Rows from a figure dataset:
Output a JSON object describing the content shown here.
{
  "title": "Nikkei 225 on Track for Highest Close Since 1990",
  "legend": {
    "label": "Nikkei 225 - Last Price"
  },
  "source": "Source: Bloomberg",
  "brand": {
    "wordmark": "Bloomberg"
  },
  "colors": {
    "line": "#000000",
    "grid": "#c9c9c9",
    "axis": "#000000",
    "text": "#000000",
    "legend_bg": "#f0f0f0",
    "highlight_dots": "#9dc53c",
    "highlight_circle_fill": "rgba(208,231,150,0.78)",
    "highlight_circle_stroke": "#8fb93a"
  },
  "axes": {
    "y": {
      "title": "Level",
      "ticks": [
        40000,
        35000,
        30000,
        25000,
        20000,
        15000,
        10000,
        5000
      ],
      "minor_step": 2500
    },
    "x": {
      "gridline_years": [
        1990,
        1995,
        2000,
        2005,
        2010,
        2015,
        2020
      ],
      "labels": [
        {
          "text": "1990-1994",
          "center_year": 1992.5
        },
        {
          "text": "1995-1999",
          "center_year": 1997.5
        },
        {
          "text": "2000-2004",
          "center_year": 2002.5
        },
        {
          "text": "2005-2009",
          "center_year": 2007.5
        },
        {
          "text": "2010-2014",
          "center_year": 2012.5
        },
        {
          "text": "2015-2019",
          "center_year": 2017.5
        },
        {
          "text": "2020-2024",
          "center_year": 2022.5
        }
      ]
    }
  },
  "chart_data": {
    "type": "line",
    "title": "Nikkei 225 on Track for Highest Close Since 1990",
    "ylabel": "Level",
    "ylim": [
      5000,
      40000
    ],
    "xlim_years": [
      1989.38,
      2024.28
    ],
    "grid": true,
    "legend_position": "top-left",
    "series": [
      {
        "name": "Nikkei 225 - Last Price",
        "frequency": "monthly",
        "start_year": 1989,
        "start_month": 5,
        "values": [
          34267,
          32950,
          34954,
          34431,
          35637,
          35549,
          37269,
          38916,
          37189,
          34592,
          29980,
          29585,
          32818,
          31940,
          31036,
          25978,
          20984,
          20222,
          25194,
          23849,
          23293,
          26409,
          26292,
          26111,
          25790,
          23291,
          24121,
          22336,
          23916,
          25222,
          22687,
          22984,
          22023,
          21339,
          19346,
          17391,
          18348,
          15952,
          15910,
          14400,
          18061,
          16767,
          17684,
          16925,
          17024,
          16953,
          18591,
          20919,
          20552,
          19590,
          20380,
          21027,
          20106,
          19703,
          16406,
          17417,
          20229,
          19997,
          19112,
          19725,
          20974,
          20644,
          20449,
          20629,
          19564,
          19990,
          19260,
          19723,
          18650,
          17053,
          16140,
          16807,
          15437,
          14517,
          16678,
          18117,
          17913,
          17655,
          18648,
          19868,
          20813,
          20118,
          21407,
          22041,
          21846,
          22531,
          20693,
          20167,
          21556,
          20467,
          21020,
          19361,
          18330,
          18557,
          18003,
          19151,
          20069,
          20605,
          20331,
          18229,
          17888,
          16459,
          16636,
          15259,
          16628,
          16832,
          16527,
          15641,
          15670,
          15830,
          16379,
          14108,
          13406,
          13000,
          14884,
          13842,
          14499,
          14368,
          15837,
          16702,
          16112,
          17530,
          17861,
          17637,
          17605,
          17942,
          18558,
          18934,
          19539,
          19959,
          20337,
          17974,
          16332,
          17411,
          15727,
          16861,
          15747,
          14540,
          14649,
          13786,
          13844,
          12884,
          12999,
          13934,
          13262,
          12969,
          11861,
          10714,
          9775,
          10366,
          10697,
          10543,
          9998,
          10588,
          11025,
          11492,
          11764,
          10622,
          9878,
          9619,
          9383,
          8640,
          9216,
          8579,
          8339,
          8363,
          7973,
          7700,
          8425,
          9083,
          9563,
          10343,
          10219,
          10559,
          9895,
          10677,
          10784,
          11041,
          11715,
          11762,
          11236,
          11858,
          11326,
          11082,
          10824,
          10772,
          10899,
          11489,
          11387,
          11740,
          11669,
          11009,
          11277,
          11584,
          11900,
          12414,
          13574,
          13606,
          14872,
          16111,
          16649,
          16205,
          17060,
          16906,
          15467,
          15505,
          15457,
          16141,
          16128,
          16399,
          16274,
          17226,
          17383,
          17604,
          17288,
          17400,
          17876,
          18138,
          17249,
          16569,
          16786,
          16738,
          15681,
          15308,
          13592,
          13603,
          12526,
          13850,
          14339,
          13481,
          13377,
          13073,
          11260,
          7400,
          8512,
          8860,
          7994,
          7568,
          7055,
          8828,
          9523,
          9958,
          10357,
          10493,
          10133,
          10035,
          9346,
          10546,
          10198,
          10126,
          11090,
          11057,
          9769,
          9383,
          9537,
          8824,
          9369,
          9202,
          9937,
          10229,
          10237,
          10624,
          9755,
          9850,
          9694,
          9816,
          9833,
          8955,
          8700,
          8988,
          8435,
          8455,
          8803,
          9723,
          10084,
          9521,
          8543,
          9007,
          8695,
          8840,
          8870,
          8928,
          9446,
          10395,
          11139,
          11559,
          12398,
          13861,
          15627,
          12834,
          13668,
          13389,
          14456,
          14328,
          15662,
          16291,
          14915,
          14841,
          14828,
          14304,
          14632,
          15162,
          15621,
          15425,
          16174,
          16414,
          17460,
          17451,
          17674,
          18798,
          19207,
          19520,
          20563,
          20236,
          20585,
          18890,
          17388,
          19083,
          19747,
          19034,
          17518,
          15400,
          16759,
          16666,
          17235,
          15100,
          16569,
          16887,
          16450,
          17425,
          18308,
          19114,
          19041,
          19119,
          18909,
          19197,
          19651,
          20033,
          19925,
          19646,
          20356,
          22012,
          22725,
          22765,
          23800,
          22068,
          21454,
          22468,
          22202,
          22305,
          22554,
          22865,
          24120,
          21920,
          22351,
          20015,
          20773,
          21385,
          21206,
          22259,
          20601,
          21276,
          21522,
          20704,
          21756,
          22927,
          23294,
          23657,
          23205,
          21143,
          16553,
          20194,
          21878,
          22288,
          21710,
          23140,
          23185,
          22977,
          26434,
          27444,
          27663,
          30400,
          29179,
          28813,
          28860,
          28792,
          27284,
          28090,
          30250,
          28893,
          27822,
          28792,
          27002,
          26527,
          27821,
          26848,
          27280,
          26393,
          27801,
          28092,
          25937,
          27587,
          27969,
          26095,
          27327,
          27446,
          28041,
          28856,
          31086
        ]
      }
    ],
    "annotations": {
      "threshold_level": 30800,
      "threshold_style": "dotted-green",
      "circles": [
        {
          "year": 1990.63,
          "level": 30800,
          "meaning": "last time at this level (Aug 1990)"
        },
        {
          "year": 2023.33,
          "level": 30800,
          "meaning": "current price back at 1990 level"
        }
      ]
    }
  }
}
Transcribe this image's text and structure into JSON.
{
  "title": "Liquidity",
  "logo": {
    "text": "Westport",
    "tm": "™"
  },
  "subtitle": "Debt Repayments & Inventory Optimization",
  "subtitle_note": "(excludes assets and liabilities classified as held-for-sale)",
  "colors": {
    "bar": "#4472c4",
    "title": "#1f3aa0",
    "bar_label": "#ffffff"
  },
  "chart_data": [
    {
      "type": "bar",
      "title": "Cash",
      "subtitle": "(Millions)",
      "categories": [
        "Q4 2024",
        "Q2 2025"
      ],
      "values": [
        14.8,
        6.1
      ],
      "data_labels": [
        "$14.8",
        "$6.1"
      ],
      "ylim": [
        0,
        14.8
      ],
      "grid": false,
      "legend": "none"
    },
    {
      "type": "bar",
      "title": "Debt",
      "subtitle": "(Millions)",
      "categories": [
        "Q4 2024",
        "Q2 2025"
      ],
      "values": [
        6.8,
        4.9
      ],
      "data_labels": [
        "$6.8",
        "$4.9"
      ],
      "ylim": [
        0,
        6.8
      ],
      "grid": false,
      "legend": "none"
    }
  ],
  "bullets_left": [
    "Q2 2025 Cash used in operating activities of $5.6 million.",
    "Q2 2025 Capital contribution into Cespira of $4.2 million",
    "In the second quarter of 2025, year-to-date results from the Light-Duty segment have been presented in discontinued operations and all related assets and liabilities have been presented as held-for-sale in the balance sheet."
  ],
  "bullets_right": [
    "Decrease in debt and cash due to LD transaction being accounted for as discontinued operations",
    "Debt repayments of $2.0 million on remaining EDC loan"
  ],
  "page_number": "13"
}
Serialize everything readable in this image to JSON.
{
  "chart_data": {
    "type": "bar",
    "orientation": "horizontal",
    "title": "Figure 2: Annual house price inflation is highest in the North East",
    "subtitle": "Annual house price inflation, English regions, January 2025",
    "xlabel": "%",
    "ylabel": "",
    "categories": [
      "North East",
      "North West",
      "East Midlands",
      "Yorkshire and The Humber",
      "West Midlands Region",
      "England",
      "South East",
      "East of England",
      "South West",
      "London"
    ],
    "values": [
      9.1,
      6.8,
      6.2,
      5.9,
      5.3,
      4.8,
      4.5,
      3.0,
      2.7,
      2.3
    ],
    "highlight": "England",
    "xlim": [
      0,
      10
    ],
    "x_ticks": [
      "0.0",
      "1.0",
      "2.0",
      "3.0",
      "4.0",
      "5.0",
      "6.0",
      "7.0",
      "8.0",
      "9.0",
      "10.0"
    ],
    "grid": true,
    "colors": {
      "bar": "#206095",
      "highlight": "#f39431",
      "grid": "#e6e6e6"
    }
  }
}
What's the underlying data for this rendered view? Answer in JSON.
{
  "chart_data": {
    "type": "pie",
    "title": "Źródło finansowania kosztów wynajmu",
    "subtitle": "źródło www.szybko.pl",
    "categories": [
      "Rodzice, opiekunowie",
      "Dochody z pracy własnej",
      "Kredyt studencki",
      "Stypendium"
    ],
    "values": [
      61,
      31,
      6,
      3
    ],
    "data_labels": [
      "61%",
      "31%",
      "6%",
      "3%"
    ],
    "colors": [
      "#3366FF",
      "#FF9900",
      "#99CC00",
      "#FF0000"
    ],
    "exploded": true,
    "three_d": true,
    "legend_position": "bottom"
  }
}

- **Exercise task**: Output the line that contains "What's the underlying", followed by every later line in the listing, with no line omitted and none added.

- **Output below**:
What's the underlying data for this rendered view? Answer in JSON.
{
  "chart_data": {
    "type": "pie",
    "title": "Źródło finansowania kosztów wynajmu",
    "subtitle": "źródło www.szybko.pl",
    "categories": [
      "Rodzice, opiekunowie",
      "Dochody z pracy własnej",
      "Kredyt studencki",
      "Stypendium"
    ],
    "values": [
      61,
      31,
      6,
      3
    ],
    "data_labels": [
      "61%",
      "31%",
      "6%",
      "3%"
    ],
    "colors": [
      "#3366FF",
      "#FF9900",
      "#99CC00",
      "#FF0000"
    ],
    "exploded": true,
    "three_d": true,
    "legend_position": "bottom"
  }
}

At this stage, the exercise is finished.